» Stored entries
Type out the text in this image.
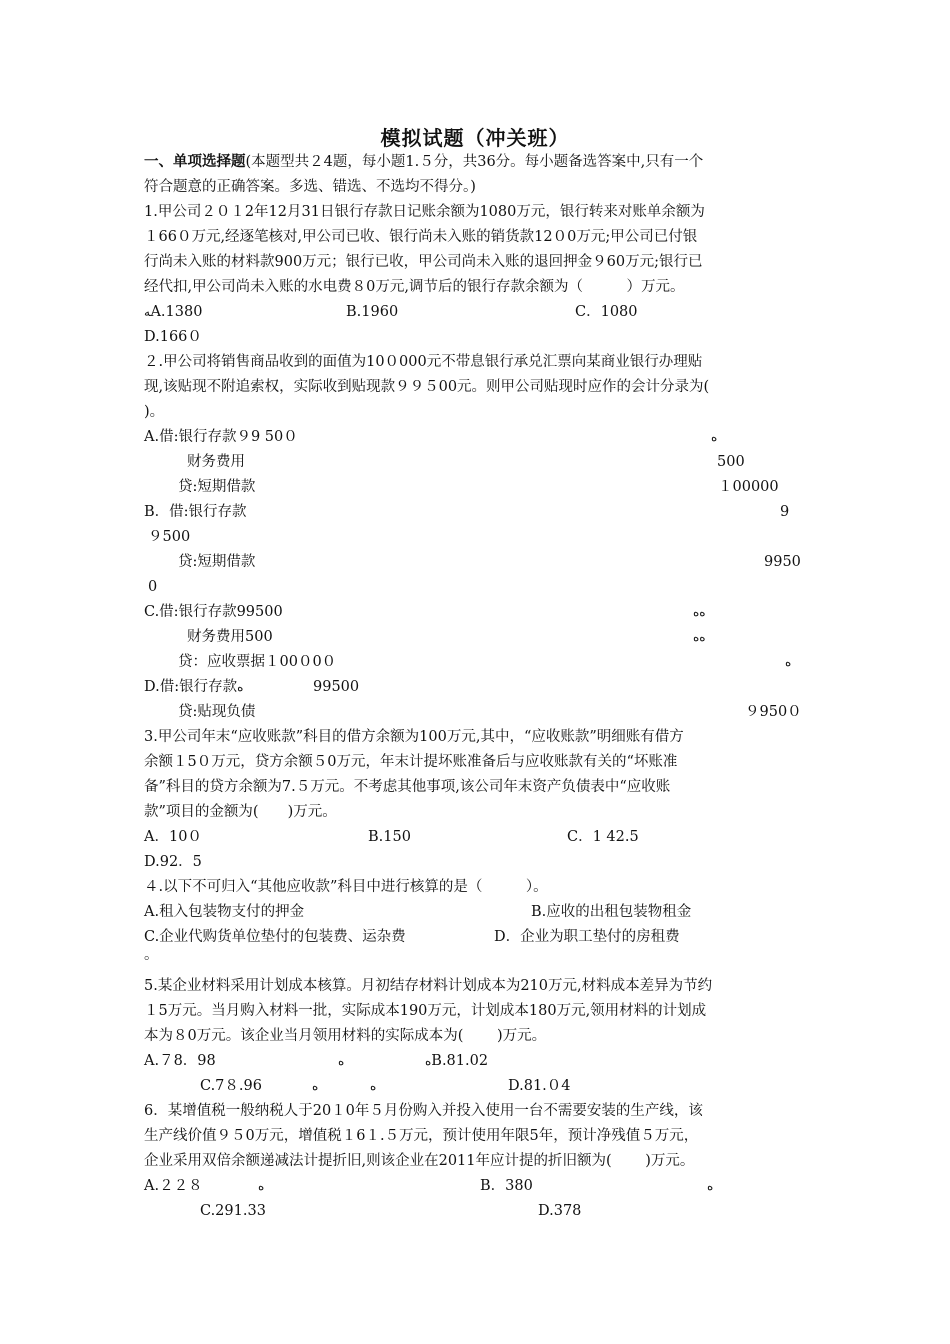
模拟试题（冲关班）
一、单项选择题(本题型共２4题，每小题1.５分，共36分。每小题备选答案中,只有一个
符合题意的正确答案。多选、错选、不选均不得分。)
1.甲公司２０１2年12月31日银行存款日记账余额为1080万元，银行转来对账单余额为
１66０万元,经逐笔核对,甲公司已收、银行尚未入账的销货款12０0万元;甲公司已付银
行尚未入账的材料款900万元；银行已收，甲公司尚未入账的退回押金９60万元;银行已
经代扣,甲公司尚未入账的水电费８0万元,调节后的银行存款余额为（　　　）万元。
ﻪA.1380	B.1960	C．1080
D.166０
２.甲公司将销售商品收到的面值为10０000元不带息银行承兑汇票向某商业银行办理贴
现,该贴现不附追索权，实际收到贴现款９９５00元。则甲公司贴现时应作的会计分录为(
)。
A.借:银行存款９9 50０	ﻩ
财务费用	500
贷:短期借款	１00000
B．借:银行存款	9
９500
贷:短期借款	9950
0
C.借:银行存款99500	ﻩﻩ
财务费用500	ﻩﻩ
贷：应收票据１00０0０	ﻩ
D.借:银行存款ﻩ	99500
贷:贴现负债	９950０
3.甲公司年末“应收账款”科目的借方余额为100万元,其中，“应收账款”明细账有借方
余额１5０万元，贷方余额５0万元，年末计提坏账准备后与应收账款有关的“坏账准
备”科目的贷方余额为7.５万元。不考虑其他事项,该公司年末资产负债表中“应收账
款”项目的金额为(　　)万元。
A．10０	B.150	C．1 42.5
D.92．5
４.以下不可归入“其他应收款”科目中进行核算的是（　　　）。
A.租入包装物支付的押金	B.应收的出租包装物租金
C.企业代购货单位垫付的包装费、运杂费	D．企业为职工垫付的房租费
。
5.某企业材料采用计划成本核算。月初结存材料计划成本为210万元,材料成本差异为节约
１5万元。当月购入材料一批，实际成本190万元，计划成本180万元,领用材料的计划成
本为８0万元。该企业当月领用材料的实际成本为(　　 )万元。
A.７8．98	ﻩ	ﻩB.81.02
C.7８.96	ﻩ	ﻩ	D.81.０4
6．某增值税一般纳税人于20１0年５月份购入并投入使用一台不需要安装的生产线，该
生产线价值９５0万元，增值税１6１.５万元，预计使用年限5年，预计净残值５万元，
企业采用双倍余额递减法计提折旧,则该企业在2011年应计提的折旧额为(　　 )万元。
A.２２８	ﻩ	B．380	ﻩ
C.291.33	D.378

» GOAL
Repeat the records above exactly, omitting every picture.

» FINAL RESULT
Type out the text in this image.
模拟试题（冲关班）
一、单项选择题(本题型共２4题，每小题1.５分，共36分。每小题备选答案中,只有一个
符合题意的正确答案。多选、错选、不选均不得分。)
1.甲公司２０１2年12月31日银行存款日记账余额为1080万元，银行转来对账单余额为
１66０万元,经逐笔核对,甲公司已收、银行尚未入账的销货款12０0万元;甲公司已付银
行尚未入账的材料款900万元；银行已收，甲公司尚未入账的退回押金９60万元;银行已
经代扣,甲公司尚未入账的水电费８0万元,调节后的银行存款余额为（　　　）万元。
ﻪA.1380	B.1960	C．1080
D.166０
２.甲公司将销售商品收到的面值为10０000元不带息银行承兑汇票向某商业银行办理贴
现,该贴现不附追索权，实际收到贴现款９９５00元。则甲公司贴现时应作的会计分录为(
)。
A.借:银行存款９9 50０	ﻩ
财务费用	500
贷:短期借款	１00000
B．借:银行存款	9
９500
贷:短期借款	9950
0
C.借:银行存款99500	ﻩﻩ
财务费用500	ﻩﻩ
贷：应收票据１00０0０	ﻩ
D.借:银行存款ﻩ	99500
贷:贴现负债	９950０
3.甲公司年末“应收账款”科目的借方余额为100万元,其中，“应收账款”明细账有借方
余额１5０万元，贷方余额５0万元，年末计提坏账准备后与应收账款有关的“坏账准
备”科目的贷方余额为7.５万元。不考虑其他事项,该公司年末资产负债表中“应收账
款”项目的金额为(　　)万元。
A．10０	B.150	C．1 42.5
D.92．5
４.以下不可归入“其他应收款”科目中进行核算的是（　　　）。
A.租入包装物支付的押金	B.应收的出租包装物租金
C.企业代购货单位垫付的包装费、运杂费	D．企业为职工垫付的房租费
。
5.某企业材料采用计划成本核算。月初结存材料计划成本为210万元,材料成本差异为节约
１5万元。当月购入材料一批，实际成本190万元，计划成本180万元,领用材料的计划成
本为８0万元。该企业当月领用材料的实际成本为(　　 )万元。
A.７8．98	ﻩ	ﻩB.81.02
C.7８.96	ﻩ	ﻩ	D.81.０4
6．某增值税一般纳税人于20１0年５月份购入并投入使用一台不需要安装的生产线，该
生产线价值９５0万元，增值税１6１.５万元，预计使用年限5年，预计净残值５万元，
企业采用双倍余额递减法计提折旧,则该企业在2011年应计提的折旧额为(　　 )万元。
A.２２８	ﻩ	B．380	ﻩ
C.291.33	D.378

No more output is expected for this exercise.